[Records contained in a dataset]
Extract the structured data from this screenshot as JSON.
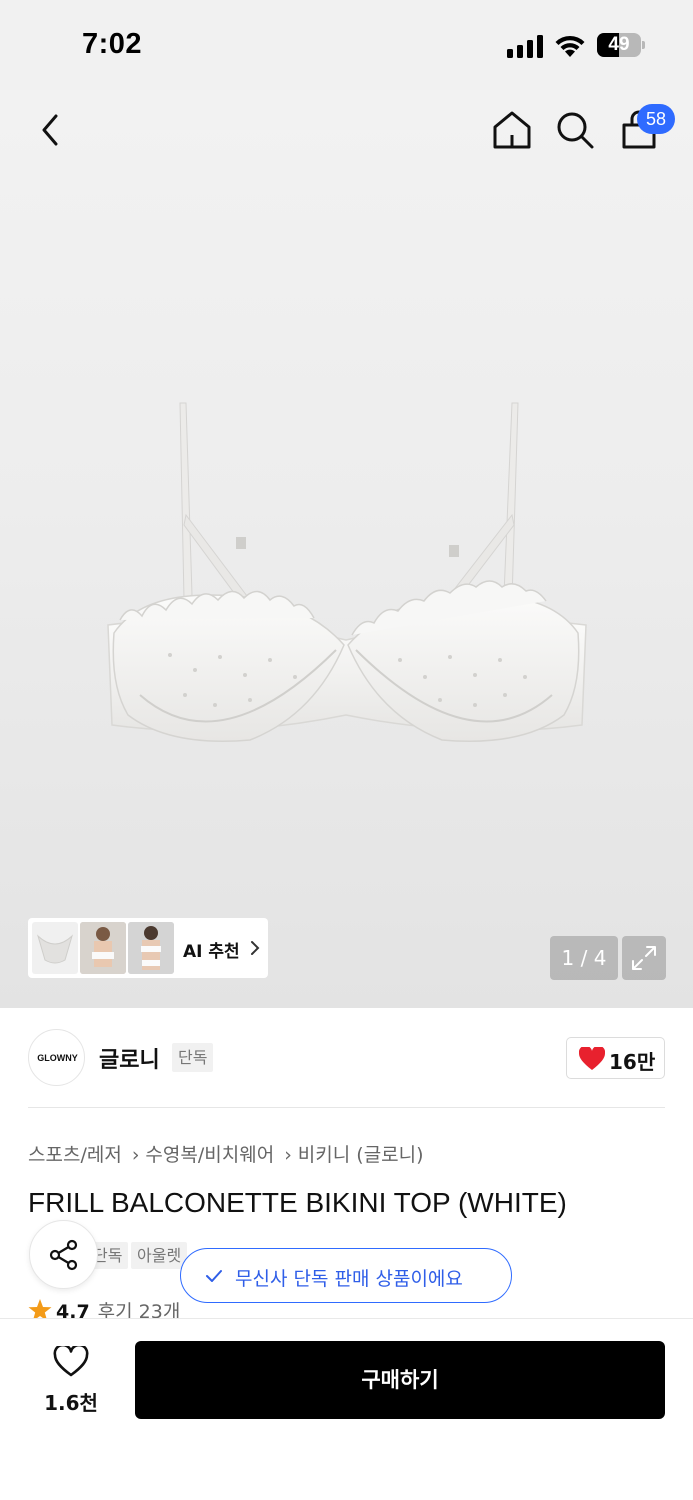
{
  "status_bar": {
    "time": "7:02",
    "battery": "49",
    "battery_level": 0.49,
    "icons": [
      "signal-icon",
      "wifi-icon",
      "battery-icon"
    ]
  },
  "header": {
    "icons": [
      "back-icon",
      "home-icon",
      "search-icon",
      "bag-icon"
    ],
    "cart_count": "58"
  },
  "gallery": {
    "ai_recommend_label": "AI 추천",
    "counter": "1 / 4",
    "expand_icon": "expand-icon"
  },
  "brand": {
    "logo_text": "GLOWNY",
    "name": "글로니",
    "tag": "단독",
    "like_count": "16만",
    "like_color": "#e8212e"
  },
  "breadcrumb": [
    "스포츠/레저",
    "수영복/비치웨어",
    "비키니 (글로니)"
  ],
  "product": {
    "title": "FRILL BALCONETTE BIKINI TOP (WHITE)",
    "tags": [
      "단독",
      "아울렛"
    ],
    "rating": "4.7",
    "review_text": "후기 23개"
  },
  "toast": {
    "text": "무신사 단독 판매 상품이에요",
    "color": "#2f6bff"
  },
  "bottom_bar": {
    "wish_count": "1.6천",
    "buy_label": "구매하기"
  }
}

■ Given instruction: Print each entry shown above with exact wording and no pictures.

■ Solution below:
Extract the structured data from this screenshot as JSON.
{
  "status_bar": {
    "time": "7:02",
    "battery": "49",
    "battery_level": 0.49,
    "icons": [
      "signal-icon",
      "wifi-icon",
      "battery-icon"
    ]
  },
  "header": {
    "icons": [
      "back-icon",
      "home-icon",
      "search-icon",
      "bag-icon"
    ],
    "cart_count": "58"
  },
  "gallery": {
    "ai_recommend_label": "AI 추천",
    "counter": "1 / 4",
    "expand_icon": "expand-icon"
  },
  "brand": {
    "logo_text": "GLOWNY",
    "name": "글로니",
    "tag": "단독",
    "like_count": "16만",
    "like_color": "#e8212e"
  },
  "breadcrumb": [
    "스포츠/레저",
    "수영복/비치웨어",
    "비키니 (글로니)"
  ],
  "product": {
    "title": "FRILL BALCONETTE BIKINI TOP (WHITE)",
    "tags": [
      "단독",
      "아울렛"
    ],
    "rating": "4.7",
    "review_text": "후기 23개"
  },
  "toast": {
    "text": "무신사 단독 판매 상품이에요",
    "color": "#2f6bff"
  },
  "bottom_bar": {
    "wish_count": "1.6천",
    "buy_label": "구매하기"
  }
}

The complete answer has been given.